━━━━━ Extracted material ━━━━━

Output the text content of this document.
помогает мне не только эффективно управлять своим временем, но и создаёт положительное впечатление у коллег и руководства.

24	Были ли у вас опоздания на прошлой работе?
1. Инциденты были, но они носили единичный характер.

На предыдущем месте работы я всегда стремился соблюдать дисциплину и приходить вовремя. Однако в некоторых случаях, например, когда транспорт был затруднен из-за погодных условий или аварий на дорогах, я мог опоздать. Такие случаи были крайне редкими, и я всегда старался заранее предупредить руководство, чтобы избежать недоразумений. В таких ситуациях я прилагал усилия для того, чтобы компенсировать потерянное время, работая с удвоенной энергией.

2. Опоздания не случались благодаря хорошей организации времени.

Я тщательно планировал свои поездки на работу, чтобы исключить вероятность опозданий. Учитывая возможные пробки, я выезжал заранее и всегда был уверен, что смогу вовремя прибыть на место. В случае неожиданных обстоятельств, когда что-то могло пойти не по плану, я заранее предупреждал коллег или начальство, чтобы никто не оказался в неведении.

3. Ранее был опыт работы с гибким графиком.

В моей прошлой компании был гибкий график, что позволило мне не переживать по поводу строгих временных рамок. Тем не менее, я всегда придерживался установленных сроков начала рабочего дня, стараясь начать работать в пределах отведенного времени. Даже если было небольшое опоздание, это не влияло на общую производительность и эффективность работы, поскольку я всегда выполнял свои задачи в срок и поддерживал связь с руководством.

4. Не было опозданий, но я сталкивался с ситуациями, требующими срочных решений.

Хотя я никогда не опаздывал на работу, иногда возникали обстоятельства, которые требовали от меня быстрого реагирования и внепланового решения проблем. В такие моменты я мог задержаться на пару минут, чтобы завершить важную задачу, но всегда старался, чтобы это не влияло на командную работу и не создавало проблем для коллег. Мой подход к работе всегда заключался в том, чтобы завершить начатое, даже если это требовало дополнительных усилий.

━━━━━

Short problem
Every entry should be printed again exactly as written.

Exercise result
Output the text content of this document.
помогает мне не только эффективно управлять своим временем, но и создаёт положительное впечатление у коллег и руководства.

24	Были ли у вас опоздания на прошлой работе?
1. Инциденты были, но они носили единичный характер.

На предыдущем месте работы я всегда стремился соблюдать дисциплину и приходить вовремя. Однако в некоторых случаях, например, когда транспорт был затруднен из-за погодных условий или аварий на дорогах, я мог опоздать. Такие случаи были крайне редкими, и я всегда старался заранее предупредить руководство, чтобы избежать недоразумений. В таких ситуациях я прилагал усилия для того, чтобы компенсировать потерянное время, работая с удвоенной энергией.

2. Опоздания не случались благодаря хорошей организации времени.

Я тщательно планировал свои поездки на работу, чтобы исключить вероятность опозданий. Учитывая возможные пробки, я выезжал заранее и всегда был уверен, что смогу вовремя прибыть на место. В случае неожиданных обстоятельств, когда что-то могло пойти не по плану, я заранее предупреждал коллег или начальство, чтобы никто не оказался в неведении.

3. Ранее был опыт работы с гибким графиком.

В моей прошлой компании был гибкий график, что позволило мне не переживать по поводу строгих временных рамок. Тем не менее, я всегда придерживался установленных сроков начала рабочего дня, стараясь начать работать в пределах отведенного времени. Даже если было небольшое опоздание, это не влияло на общую производительность и эффективность работы, поскольку я всегда выполнял свои задачи в срок и поддерживал связь с руководством.

4. Не было опозданий, но я сталкивался с ситуациями, требующими срочных решений.

Хотя я никогда не опаздывал на работу, иногда возникали обстоятельства, которые требовали от меня быстрого реагирования и внепланового решения проблем. В такие моменты я мог задержаться на пару минут, чтобы завершить важную задачу, но всегда старался, чтобы это не влияло на командную работу и не создавало проблем для коллег. Мой подход к работе всегда заключался в том, чтобы завершить начатое, даже если это требовало дополнительных усилий.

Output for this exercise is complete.